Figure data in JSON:
....
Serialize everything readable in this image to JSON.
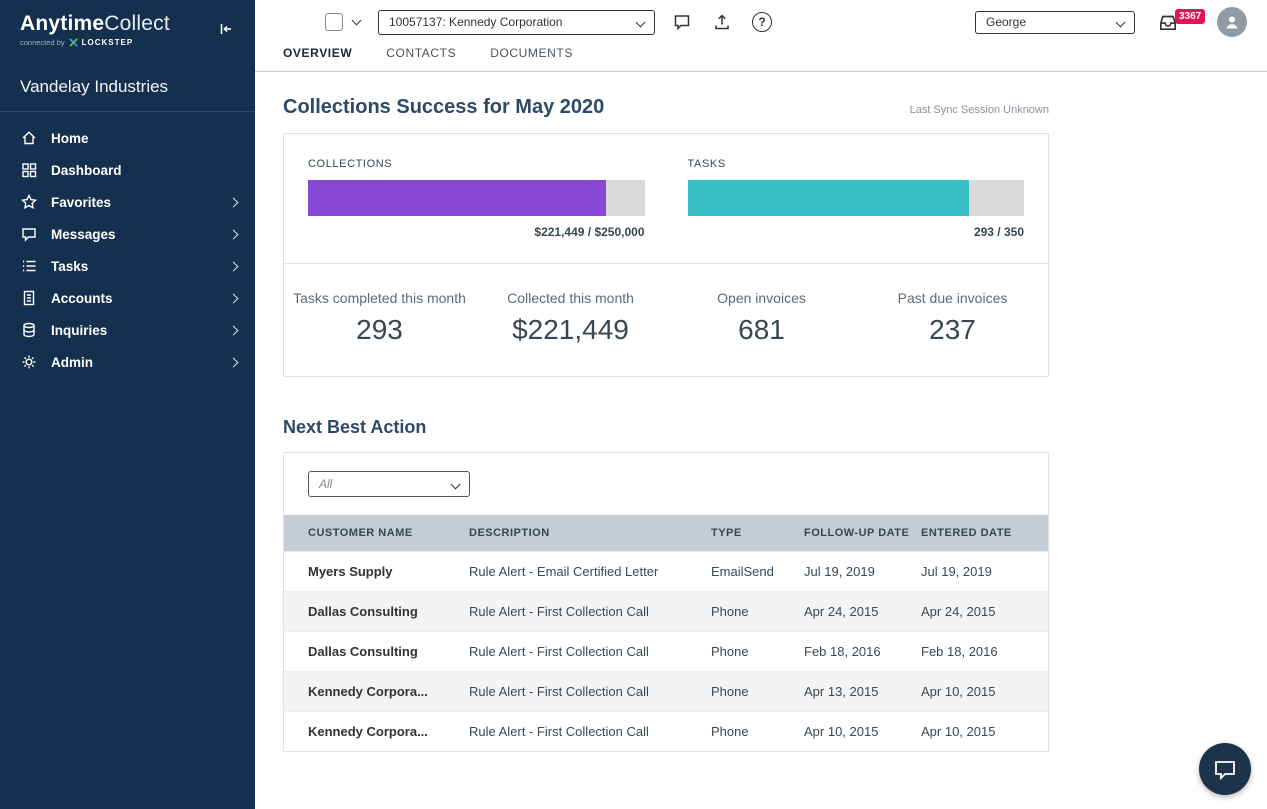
{
  "colors": {
    "sidebar_bg": "#14304e",
    "collections_bar": "#8947d6",
    "tasks_bar": "#38bfc6",
    "badge": "#e8125c",
    "table_header_bg": "#c4cdd5",
    "heading": "#2d4a68"
  },
  "sidebar": {
    "brand": {
      "anytime": "Anytime",
      "collect": "Collect",
      "connected": "connected by",
      "lockstep": "LOCKSTEP"
    },
    "company": "Vandelay Industries",
    "items": [
      {
        "label": "Home",
        "icon": "home-icon",
        "expandable": false
      },
      {
        "label": "Dashboard",
        "icon": "dashboard-icon",
        "expandable": false
      },
      {
        "label": "Favorites",
        "icon": "star-icon",
        "expandable": true
      },
      {
        "label": "Messages",
        "icon": "message-icon",
        "expandable": true
      },
      {
        "label": "Tasks",
        "icon": "list-icon",
        "expandable": true
      },
      {
        "label": "Accounts",
        "icon": "ledger-icon",
        "expandable": true
      },
      {
        "label": "Inquiries",
        "icon": "database-icon",
        "expandable": true
      },
      {
        "label": "Admin",
        "icon": "gear-icon",
        "expandable": true
      }
    ]
  },
  "topbar": {
    "account_select": "10057137: Kennedy Corporation",
    "user_select": "George",
    "inbox_badge": "3367",
    "help_label": "?"
  },
  "tabs": [
    {
      "label": "OVERVIEW",
      "active": true
    },
    {
      "label": "CONTACTS",
      "active": false
    },
    {
      "label": "DOCUMENTS",
      "active": false
    }
  ],
  "main": {
    "title": "Collections Success for May 2020",
    "last_sync": "Last Sync Session Unknown",
    "collections": {
      "label": "COLLECTIONS",
      "value": "$221,449 / $250,000",
      "pct": 88.6
    },
    "tasks": {
      "label": "TASKS",
      "value": "293 / 350",
      "pct": 83.7
    },
    "stats": [
      {
        "label": "Tasks completed this month",
        "value": "293"
      },
      {
        "label": "Collected this month",
        "value": "$221,449"
      },
      {
        "label": "Open invoices",
        "value": "681"
      },
      {
        "label": "Past due invoices",
        "value": "237"
      }
    ],
    "nba": {
      "title": "Next Best Action",
      "filter": "All",
      "columns": [
        "CUSTOMER NAME",
        "DESCRIPTION",
        "TYPE",
        "FOLLOW-UP DATE",
        "ENTERED DATE"
      ],
      "rows": [
        {
          "customer": "Myers Supply",
          "description": "Rule Alert - Email Certified Letter",
          "type": "EmailSend",
          "followup": "Jul 19, 2019",
          "entered": "Jul 19, 2019"
        },
        {
          "customer": "Dallas Consulting",
          "description": "Rule Alert - First Collection Call",
          "type": "Phone",
          "followup": "Apr 24, 2015",
          "entered": "Apr 24, 2015"
        },
        {
          "customer": "Dallas Consulting",
          "description": "Rule Alert - First Collection Call",
          "type": "Phone",
          "followup": "Feb 18, 2016",
          "entered": "Feb 18, 2016"
        },
        {
          "customer": "Kennedy Corpora...",
          "description": "Rule Alert - First Collection Call",
          "type": "Phone",
          "followup": "Apr 13, 2015",
          "entered": "Apr 10, 2015"
        },
        {
          "customer": "Kennedy Corpora...",
          "description": "Rule Alert - First Collection Call",
          "type": "Phone",
          "followup": "Apr 10, 2015",
          "entered": "Apr 10, 2015"
        }
      ]
    }
  }
}
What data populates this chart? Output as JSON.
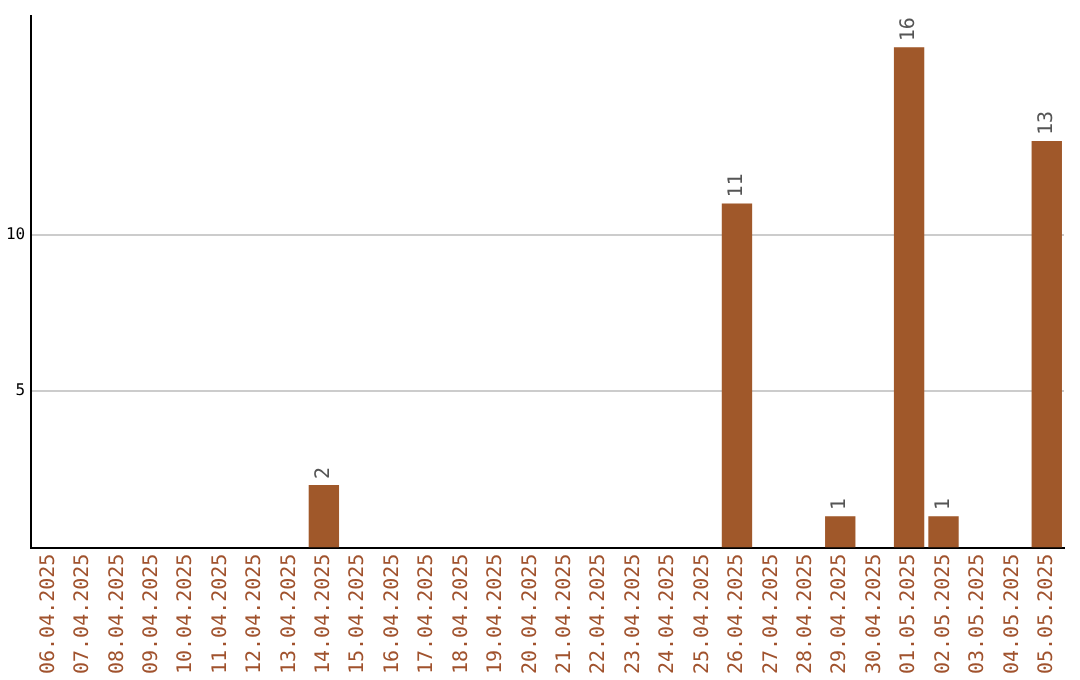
{
  "chart_data": {
    "type": "bar",
    "categories": [
      "06.04.2025",
      "07.04.2025",
      "08.04.2025",
      "09.04.2025",
      "10.04.2025",
      "11.04.2025",
      "12.04.2025",
      "13.04.2025",
      "14.04.2025",
      "15.04.2025",
      "16.04.2025",
      "17.04.2025",
      "18.04.2025",
      "19.04.2025",
      "20.04.2025",
      "21.04.2025",
      "22.04.2025",
      "23.04.2025",
      "24.04.2025",
      "25.04.2025",
      "26.04.2025",
      "27.04.2025",
      "28.04.2025",
      "29.04.2025",
      "30.04.2025",
      "01.05.2025",
      "02.05.2025",
      "03.05.2025",
      "04.05.2025",
      "05.05.2025"
    ],
    "values": [
      0,
      0,
      0,
      0,
      0,
      0,
      0,
      0,
      2,
      0,
      0,
      0,
      0,
      0,
      0,
      0,
      0,
      0,
      0,
      0,
      11,
      0,
      0,
      1,
      0,
      16,
      1,
      0,
      0,
      13
    ],
    "value_labels": [
      null,
      null,
      null,
      null,
      null,
      null,
      null,
      null,
      "2",
      null,
      null,
      null,
      null,
      null,
      null,
      null,
      null,
      null,
      null,
      null,
      "11",
      null,
      null,
      "1",
      null,
      "16",
      "1",
      null,
      null,
      "13"
    ],
    "color": "#a0582a",
    "ylim": [
      0,
      17
    ],
    "yticks": [
      5,
      10
    ],
    "grid": "y",
    "legend": false
  }
}
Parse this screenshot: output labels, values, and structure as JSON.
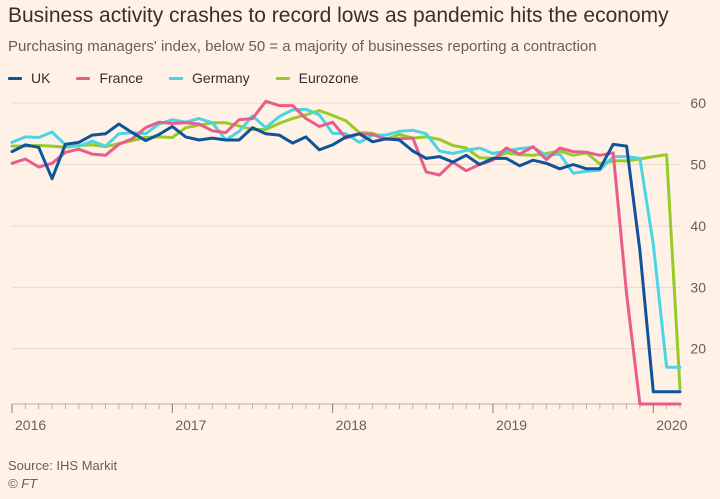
{
  "header": {
    "title": "Business activity crashes to record lows as pandemic hits the economy",
    "subtitle": "Purchasing managers' index, below 50 = a majority of businesses reporting a contraction"
  },
  "footer": {
    "source": "Source: IHS Markit",
    "credit": "© FT"
  },
  "chart_data": {
    "type": "line",
    "title": "Business activity crashes to record lows as pandemic hits the economy",
    "subtitle": "Purchasing managers' index, below 50 = a majority of businesses reporting a contraction",
    "xlabel": "",
    "ylabel": "",
    "x": [
      "2016-01",
      "2016-02",
      "2016-03",
      "2016-04",
      "2016-05",
      "2016-06",
      "2016-07",
      "2016-08",
      "2016-09",
      "2016-10",
      "2016-11",
      "2016-12",
      "2017-01",
      "2017-02",
      "2017-03",
      "2017-04",
      "2017-05",
      "2017-06",
      "2017-07",
      "2017-08",
      "2017-09",
      "2017-10",
      "2017-11",
      "2017-12",
      "2018-01",
      "2018-02",
      "2018-03",
      "2018-04",
      "2018-05",
      "2018-06",
      "2018-07",
      "2018-08",
      "2018-09",
      "2018-10",
      "2018-11",
      "2018-12",
      "2019-01",
      "2019-02",
      "2019-03",
      "2019-04",
      "2019-05",
      "2019-06",
      "2019-07",
      "2019-08",
      "2019-09",
      "2019-10",
      "2019-11",
      "2019-12",
      "2020-01",
      "2020-02",
      "2020-03"
    ],
    "x_ticks": [
      {
        "x": "2016-01",
        "label": "2016"
      },
      {
        "x": "2017-01",
        "label": "2017"
      },
      {
        "x": "2018-01",
        "label": "2018"
      },
      {
        "x": "2019-01",
        "label": "2019"
      },
      {
        "x": "2020-01",
        "label": "2020"
      }
    ],
    "ylim": [
      11,
      61
    ],
    "yticks": [
      20,
      30,
      40,
      50,
      60
    ],
    "y_axis_side": "right",
    "grid": true,
    "legend_position": "top-left",
    "series": [
      {
        "name": "UK",
        "color": "#0f5499",
        "values": [
          52.1,
          53.2,
          52.8,
          47.7,
          53.3,
          53.6,
          54.8,
          55.0,
          56.6,
          55.2,
          53.9,
          54.9,
          56.2,
          54.5,
          54.0,
          54.3,
          54.0,
          54.0,
          56.0,
          55.0,
          54.8,
          53.5,
          54.5,
          52.4,
          53.2,
          54.5,
          55.0,
          53.7,
          54.2,
          54.0,
          52.2,
          51.0,
          51.3,
          50.4,
          51.5,
          50.0,
          51.0,
          51.0,
          49.8,
          50.7,
          50.2,
          49.3,
          50.0,
          49.3,
          49.3,
          53.3,
          53.0,
          36.0,
          13.0,
          13.0,
          13.0
        ]
      },
      {
        "name": "France",
        "color": "#e95d8c",
        "values": [
          50.2,
          50.9,
          49.6,
          50.2,
          52.0,
          52.5,
          51.7,
          51.5,
          53.3,
          54.2,
          56.0,
          56.9,
          56.7,
          56.8,
          56.6,
          55.5,
          55.2,
          57.3,
          57.5,
          60.3,
          59.6,
          59.6,
          57.5,
          56.2,
          56.9,
          54.3,
          55.0,
          54.9,
          54.1,
          54.2,
          54.3,
          48.8,
          48.3,
          50.4,
          49.0,
          50.0,
          50.7,
          52.7,
          51.7,
          52.9,
          50.8,
          52.7,
          52.1,
          52.0,
          51.5,
          51.9,
          28.9,
          11.0,
          11.0,
          11.0,
          11.0
        ]
      },
      {
        "name": "Germany",
        "color": "#4bd5e3",
        "values": [
          53.6,
          54.5,
          54.4,
          55.3,
          53.2,
          53.0,
          53.8,
          53.0,
          55.0,
          55.2,
          55.0,
          56.6,
          57.3,
          56.9,
          57.5,
          56.8,
          54.0,
          55.4,
          57.9,
          56.0,
          57.8,
          58.9,
          59.0,
          58.1,
          55.1,
          55.0,
          53.6,
          54.8,
          54.8,
          55.4,
          55.6,
          55.0,
          52.2,
          51.8,
          52.3,
          52.7,
          51.8,
          52.2,
          52.6,
          52.8,
          51.5,
          51.7,
          48.6,
          48.9,
          49.1,
          51.3,
          51.3,
          51.0,
          37.0,
          17.0,
          17.0
        ]
      },
      {
        "name": "Eurozone",
        "color": "#96cc28",
        "values": [
          53.0,
          53.0,
          53.1,
          53.0,
          52.8,
          53.1,
          53.2,
          52.9,
          53.4,
          53.9,
          54.4,
          54.5,
          54.4,
          56.0,
          56.4,
          56.8,
          56.8,
          56.3,
          55.7,
          55.7,
          56.7,
          57.5,
          58.1,
          58.8,
          58.0,
          57.1,
          55.2,
          55.1,
          54.1,
          54.9,
          54.3,
          54.5,
          54.1,
          53.1,
          52.7,
          51.1,
          51.0,
          51.9,
          51.6,
          51.5,
          51.8,
          52.2,
          51.5,
          51.9,
          50.1,
          50.6,
          50.6,
          50.9,
          51.3,
          51.6,
          13.5
        ]
      }
    ]
  }
}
....
SET TASK: Check each line above for the string "subtitle", then copy the ones that have it.

ANSWER:
    "subtitle": "Purchasing managers' index, below 50 = a majority of businesses reporting a contraction"
    "subtitle": "Purchasing managers' index, below 50 = a majority of businesses reporting a contraction",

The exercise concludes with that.